# PROBLEM TO WORK ON:
Using the material below, work out how many lines contain the word "Capacity". Reply with the number and nothing more.

━━━━━ DATA EXTRACT ━━━━━

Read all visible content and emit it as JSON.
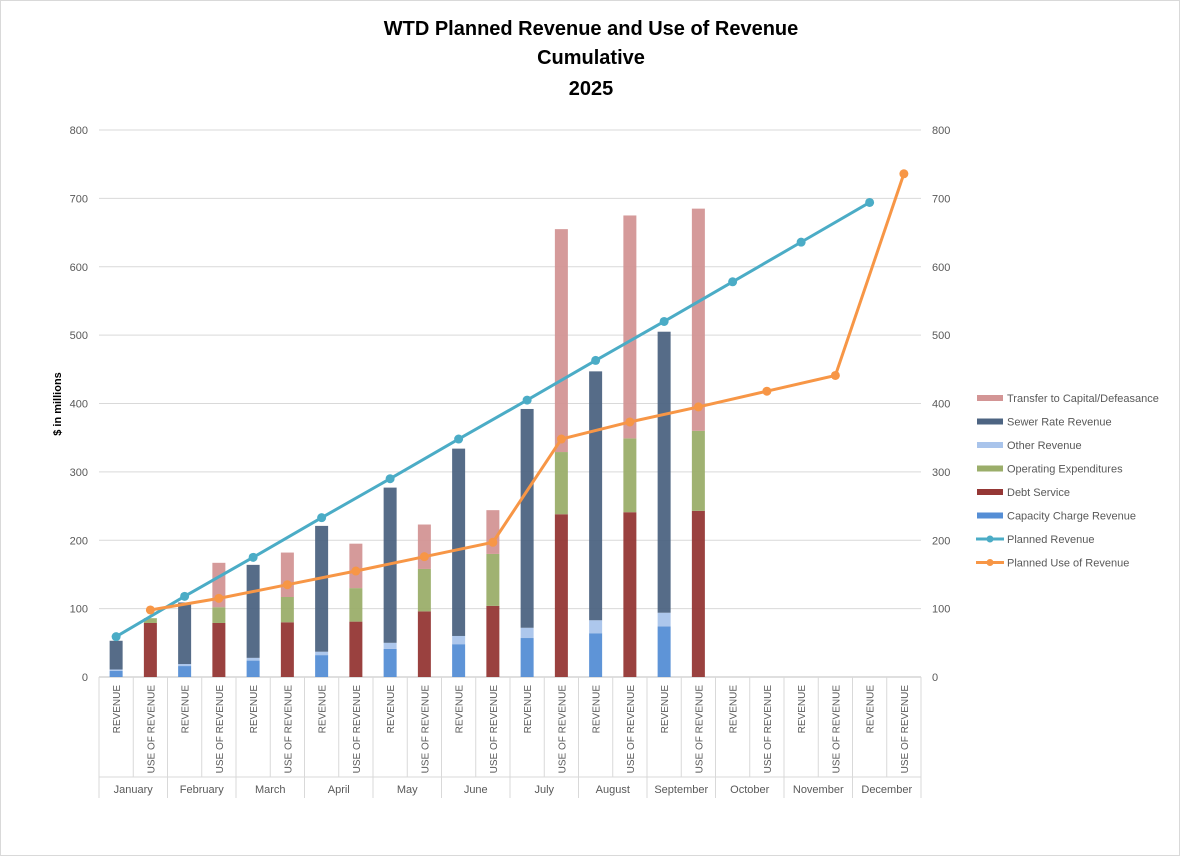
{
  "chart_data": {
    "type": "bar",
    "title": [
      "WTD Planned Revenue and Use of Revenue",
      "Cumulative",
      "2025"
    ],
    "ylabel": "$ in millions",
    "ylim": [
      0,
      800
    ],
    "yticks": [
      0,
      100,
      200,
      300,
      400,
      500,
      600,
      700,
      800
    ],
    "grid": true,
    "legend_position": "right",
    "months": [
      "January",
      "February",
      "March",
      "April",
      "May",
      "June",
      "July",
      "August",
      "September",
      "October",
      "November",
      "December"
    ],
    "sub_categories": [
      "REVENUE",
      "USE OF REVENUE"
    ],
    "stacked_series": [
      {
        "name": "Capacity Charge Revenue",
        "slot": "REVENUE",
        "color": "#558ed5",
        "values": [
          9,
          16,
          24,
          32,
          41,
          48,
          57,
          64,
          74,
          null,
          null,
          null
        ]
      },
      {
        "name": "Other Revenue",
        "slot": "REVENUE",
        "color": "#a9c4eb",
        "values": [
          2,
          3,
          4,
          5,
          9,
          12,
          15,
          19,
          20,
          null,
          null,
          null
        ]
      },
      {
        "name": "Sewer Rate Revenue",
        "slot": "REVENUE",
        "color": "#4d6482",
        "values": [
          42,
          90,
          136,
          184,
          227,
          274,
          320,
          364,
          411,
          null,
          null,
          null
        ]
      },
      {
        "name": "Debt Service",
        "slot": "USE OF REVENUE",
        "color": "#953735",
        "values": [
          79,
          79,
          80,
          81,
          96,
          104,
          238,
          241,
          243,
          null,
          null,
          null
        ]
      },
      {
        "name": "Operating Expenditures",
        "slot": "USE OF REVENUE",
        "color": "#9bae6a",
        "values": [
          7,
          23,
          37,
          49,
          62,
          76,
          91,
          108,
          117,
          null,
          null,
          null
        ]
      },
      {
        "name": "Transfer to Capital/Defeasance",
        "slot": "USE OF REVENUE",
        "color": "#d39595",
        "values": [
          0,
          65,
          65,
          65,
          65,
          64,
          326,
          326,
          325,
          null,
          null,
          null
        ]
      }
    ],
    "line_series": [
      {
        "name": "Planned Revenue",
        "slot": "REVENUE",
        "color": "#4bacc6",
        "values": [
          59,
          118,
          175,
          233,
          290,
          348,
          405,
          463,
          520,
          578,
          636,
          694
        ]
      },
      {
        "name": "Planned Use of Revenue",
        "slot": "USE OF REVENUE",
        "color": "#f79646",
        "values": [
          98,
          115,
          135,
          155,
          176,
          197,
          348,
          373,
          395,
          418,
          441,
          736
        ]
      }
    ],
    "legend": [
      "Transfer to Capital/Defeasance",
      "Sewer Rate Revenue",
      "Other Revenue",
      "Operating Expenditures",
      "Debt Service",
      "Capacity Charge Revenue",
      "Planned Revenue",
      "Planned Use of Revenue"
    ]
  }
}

━━━━━
━━━━━ DATA EXTRACT ━━━━━

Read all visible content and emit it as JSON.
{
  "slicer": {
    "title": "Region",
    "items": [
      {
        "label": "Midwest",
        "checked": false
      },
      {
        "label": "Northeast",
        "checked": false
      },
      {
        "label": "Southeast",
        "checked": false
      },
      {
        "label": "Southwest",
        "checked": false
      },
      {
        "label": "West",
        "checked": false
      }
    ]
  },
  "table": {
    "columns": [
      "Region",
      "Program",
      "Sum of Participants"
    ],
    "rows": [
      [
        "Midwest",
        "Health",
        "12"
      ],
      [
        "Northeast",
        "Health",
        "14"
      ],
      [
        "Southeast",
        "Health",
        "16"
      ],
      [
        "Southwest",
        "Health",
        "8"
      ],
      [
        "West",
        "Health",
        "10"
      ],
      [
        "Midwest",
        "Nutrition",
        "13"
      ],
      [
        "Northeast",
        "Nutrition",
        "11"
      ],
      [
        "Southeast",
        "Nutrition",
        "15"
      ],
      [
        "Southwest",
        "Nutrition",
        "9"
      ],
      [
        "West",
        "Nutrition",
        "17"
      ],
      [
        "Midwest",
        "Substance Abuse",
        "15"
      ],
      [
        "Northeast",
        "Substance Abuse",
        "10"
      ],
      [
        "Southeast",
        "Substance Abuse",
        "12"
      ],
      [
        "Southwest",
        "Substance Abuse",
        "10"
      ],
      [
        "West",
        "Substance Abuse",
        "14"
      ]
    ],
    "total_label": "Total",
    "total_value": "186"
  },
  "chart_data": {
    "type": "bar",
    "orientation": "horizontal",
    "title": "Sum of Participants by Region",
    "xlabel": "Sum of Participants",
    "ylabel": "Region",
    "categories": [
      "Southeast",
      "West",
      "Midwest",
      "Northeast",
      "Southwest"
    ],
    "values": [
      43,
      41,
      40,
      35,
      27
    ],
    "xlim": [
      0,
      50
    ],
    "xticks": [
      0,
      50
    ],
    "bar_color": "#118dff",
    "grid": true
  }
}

━━━━━

# ANSWER TO THE PROBLEM:
2